[Dataset items]
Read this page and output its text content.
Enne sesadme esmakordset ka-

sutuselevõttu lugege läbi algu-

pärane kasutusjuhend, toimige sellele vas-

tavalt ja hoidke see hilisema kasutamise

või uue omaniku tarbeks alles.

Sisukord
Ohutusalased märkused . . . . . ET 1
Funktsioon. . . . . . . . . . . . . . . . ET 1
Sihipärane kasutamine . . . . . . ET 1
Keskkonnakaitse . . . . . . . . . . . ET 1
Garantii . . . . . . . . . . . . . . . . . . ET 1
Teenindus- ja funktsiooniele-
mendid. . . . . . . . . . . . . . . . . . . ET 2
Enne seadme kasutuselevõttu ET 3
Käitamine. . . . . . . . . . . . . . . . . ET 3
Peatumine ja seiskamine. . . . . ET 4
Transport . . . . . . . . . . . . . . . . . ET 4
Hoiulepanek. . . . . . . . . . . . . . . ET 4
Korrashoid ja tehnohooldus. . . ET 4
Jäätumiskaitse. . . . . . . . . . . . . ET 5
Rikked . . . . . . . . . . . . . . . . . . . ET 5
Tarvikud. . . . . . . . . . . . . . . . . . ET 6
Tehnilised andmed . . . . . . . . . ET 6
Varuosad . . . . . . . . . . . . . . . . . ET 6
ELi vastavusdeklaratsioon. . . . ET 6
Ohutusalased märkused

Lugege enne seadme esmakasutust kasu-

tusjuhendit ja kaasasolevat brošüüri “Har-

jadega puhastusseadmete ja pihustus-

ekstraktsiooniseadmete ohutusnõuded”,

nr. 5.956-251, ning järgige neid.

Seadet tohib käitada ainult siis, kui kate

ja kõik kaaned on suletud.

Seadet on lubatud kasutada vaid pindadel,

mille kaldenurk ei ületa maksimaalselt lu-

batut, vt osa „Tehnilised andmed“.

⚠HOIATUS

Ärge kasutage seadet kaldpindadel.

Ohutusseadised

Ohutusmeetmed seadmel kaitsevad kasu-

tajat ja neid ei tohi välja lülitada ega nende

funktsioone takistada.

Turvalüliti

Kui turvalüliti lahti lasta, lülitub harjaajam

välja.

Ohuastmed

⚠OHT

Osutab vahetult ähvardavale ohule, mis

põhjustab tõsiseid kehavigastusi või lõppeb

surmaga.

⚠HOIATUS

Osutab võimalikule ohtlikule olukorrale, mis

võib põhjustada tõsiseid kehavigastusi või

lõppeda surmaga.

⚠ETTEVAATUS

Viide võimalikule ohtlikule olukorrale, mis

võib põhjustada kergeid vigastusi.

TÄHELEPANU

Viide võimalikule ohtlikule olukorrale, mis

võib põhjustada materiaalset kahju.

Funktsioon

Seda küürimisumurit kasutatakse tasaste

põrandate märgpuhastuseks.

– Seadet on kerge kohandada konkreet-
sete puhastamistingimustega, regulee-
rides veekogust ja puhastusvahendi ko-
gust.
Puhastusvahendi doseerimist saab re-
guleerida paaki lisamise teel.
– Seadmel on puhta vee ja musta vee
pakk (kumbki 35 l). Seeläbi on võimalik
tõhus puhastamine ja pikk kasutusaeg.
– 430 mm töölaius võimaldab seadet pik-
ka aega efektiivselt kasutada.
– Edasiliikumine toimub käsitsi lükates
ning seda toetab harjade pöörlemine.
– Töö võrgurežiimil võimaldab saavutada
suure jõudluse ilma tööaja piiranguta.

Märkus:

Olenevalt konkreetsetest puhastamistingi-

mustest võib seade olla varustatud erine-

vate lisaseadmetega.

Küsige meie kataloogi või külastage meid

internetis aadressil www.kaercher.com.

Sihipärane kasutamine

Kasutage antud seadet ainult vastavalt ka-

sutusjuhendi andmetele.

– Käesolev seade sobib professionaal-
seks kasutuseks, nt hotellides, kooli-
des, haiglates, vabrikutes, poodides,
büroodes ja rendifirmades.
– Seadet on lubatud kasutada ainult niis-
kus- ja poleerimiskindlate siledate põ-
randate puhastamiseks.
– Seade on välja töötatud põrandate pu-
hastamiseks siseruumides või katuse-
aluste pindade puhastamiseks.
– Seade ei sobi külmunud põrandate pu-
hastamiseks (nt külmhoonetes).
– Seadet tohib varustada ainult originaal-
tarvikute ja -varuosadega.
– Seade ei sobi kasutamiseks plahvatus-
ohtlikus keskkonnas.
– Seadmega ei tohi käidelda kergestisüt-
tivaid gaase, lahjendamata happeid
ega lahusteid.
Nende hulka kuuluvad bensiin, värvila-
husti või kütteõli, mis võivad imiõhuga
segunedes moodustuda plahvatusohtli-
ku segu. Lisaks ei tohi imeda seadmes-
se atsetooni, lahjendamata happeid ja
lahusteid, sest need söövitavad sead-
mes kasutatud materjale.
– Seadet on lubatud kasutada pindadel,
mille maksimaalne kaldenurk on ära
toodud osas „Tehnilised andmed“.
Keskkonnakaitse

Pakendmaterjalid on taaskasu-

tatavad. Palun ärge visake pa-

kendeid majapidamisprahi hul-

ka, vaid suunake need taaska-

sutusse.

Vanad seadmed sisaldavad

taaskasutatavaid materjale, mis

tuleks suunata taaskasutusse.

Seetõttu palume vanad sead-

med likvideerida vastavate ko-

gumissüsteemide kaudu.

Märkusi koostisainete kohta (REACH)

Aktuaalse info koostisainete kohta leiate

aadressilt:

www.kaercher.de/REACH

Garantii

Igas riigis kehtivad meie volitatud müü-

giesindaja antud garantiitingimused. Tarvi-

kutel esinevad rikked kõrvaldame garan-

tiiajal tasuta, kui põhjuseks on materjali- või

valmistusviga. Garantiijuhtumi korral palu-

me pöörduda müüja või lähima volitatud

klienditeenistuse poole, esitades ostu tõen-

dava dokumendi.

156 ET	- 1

:: YOUR OBJECTIVE ::
Reproduce each entry above exactly, keeping every word.

:: ANSWER IN FULL ::
Read this page and output its text content.
Enne sesadme esmakordset ka-

sutuselevõttu lugege läbi algu-

pärane kasutusjuhend, toimige sellele vas-

tavalt ja hoidke see hilisema kasutamise

või uue omaniku tarbeks alles.

Sisukord
Ohutusalased märkused . . . . . ET 1
Funktsioon. . . . . . . . . . . . . . . . ET 1
Sihipärane kasutamine . . . . . . ET 1
Keskkonnakaitse . . . . . . . . . . . ET 1
Garantii . . . . . . . . . . . . . . . . . . ET 1
Teenindus- ja funktsiooniele-
mendid. . . . . . . . . . . . . . . . . . . ET 2
Enne seadme kasutuselevõttu ET 3
Käitamine. . . . . . . . . . . . . . . . . ET 3
Peatumine ja seiskamine. . . . . ET 4
Transport . . . . . . . . . . . . . . . . . ET 4
Hoiulepanek. . . . . . . . . . . . . . . ET 4
Korrashoid ja tehnohooldus. . . ET 4
Jäätumiskaitse. . . . . . . . . . . . . ET 5
Rikked . . . . . . . . . . . . . . . . . . . ET 5
Tarvikud. . . . . . . . . . . . . . . . . . ET 6
Tehnilised andmed . . . . . . . . . ET 6
Varuosad . . . . . . . . . . . . . . . . . ET 6
ELi vastavusdeklaratsioon. . . . ET 6
Ohutusalased märkused

Lugege enne seadme esmakasutust kasu-

tusjuhendit ja kaasasolevat brošüüri “Har-

jadega puhastusseadmete ja pihustus-

ekstraktsiooniseadmete ohutusnõuded”,

nr. 5.956-251, ning järgige neid.

Seadet tohib käitada ainult siis, kui kate

ja kõik kaaned on suletud.

Seadet on lubatud kasutada vaid pindadel,

mille kaldenurk ei ületa maksimaalselt lu-

batut, vt osa „Tehnilised andmed“.

⚠HOIATUS

Ärge kasutage seadet kaldpindadel.

Ohutusseadised

Ohutusmeetmed seadmel kaitsevad kasu-

tajat ja neid ei tohi välja lülitada ega nende

funktsioone takistada.

Turvalüliti

Kui turvalüliti lahti lasta, lülitub harjaajam

välja.

Ohuastmed

⚠OHT

Osutab vahetult ähvardavale ohule, mis

põhjustab tõsiseid kehavigastusi või lõppeb

surmaga.

⚠HOIATUS

Osutab võimalikule ohtlikule olukorrale, mis

võib põhjustada tõsiseid kehavigastusi või

lõppeda surmaga.

⚠ETTEVAATUS

Viide võimalikule ohtlikule olukorrale, mis

võib põhjustada kergeid vigastusi.

TÄHELEPANU

Viide võimalikule ohtlikule olukorrale, mis

võib põhjustada materiaalset kahju.

Funktsioon

Seda küürimisumurit kasutatakse tasaste

põrandate märgpuhastuseks.

– Seadet on kerge kohandada konkreet-
sete puhastamistingimustega, regulee-
rides veekogust ja puhastusvahendi ko-
gust.
Puhastusvahendi doseerimist saab re-
guleerida paaki lisamise teel.
– Seadmel on puhta vee ja musta vee
pakk (kumbki 35 l). Seeläbi on võimalik
tõhus puhastamine ja pikk kasutusaeg.
– 430 mm töölaius võimaldab seadet pik-
ka aega efektiivselt kasutada.
– Edasiliikumine toimub käsitsi lükates
ning seda toetab harjade pöörlemine.
– Töö võrgurežiimil võimaldab saavutada
suure jõudluse ilma tööaja piiranguta.

Märkus:

Olenevalt konkreetsetest puhastamistingi-

mustest võib seade olla varustatud erine-

vate lisaseadmetega.

Küsige meie kataloogi või külastage meid

internetis aadressil www.kaercher.com.

Sihipärane kasutamine

Kasutage antud seadet ainult vastavalt ka-

sutusjuhendi andmetele.

– Käesolev seade sobib professionaal-
seks kasutuseks, nt hotellides, kooli-
des, haiglates, vabrikutes, poodides,
büroodes ja rendifirmades.
– Seadet on lubatud kasutada ainult niis-
kus- ja poleerimiskindlate siledate põ-
randate puhastamiseks.
– Seade on välja töötatud põrandate pu-
hastamiseks siseruumides või katuse-
aluste pindade puhastamiseks.
– Seade ei sobi külmunud põrandate pu-
hastamiseks (nt külmhoonetes).
– Seadet tohib varustada ainult originaal-
tarvikute ja -varuosadega.
– Seade ei sobi kasutamiseks plahvatus-
ohtlikus keskkonnas.
– Seadmega ei tohi käidelda kergestisüt-
tivaid gaase, lahjendamata happeid
ega lahusteid.
Nende hulka kuuluvad bensiin, värvila-
husti või kütteõli, mis võivad imiõhuga
segunedes moodustuda plahvatusohtli-
ku segu. Lisaks ei tohi imeda seadmes-
se atsetooni, lahjendamata happeid ja
lahusteid, sest need söövitavad sead-
mes kasutatud materjale.
– Seadet on lubatud kasutada pindadel,
mille maksimaalne kaldenurk on ära
toodud osas „Tehnilised andmed“.
Keskkonnakaitse

Pakendmaterjalid on taaskasu-

tatavad. Palun ärge visake pa-

kendeid majapidamisprahi hul-

ka, vaid suunake need taaska-

sutusse.

Vanad seadmed sisaldavad

taaskasutatavaid materjale, mis

tuleks suunata taaskasutusse.

Seetõttu palume vanad sead-

med likvideerida vastavate ko-

gumissüsteemide kaudu.

Märkusi koostisainete kohta (REACH)

Aktuaalse info koostisainete kohta leiate

aadressilt:

www.kaercher.de/REACH

Garantii

Igas riigis kehtivad meie volitatud müü-

giesindaja antud garantiitingimused. Tarvi-

kutel esinevad rikked kõrvaldame garan-

tiiajal tasuta, kui põhjuseks on materjali- või

valmistusviga. Garantiijuhtumi korral palu-

me pöörduda müüja või lähima volitatud

klienditeenistuse poole, esitades ostu tõen-

dava dokumendi.

156 ET	- 1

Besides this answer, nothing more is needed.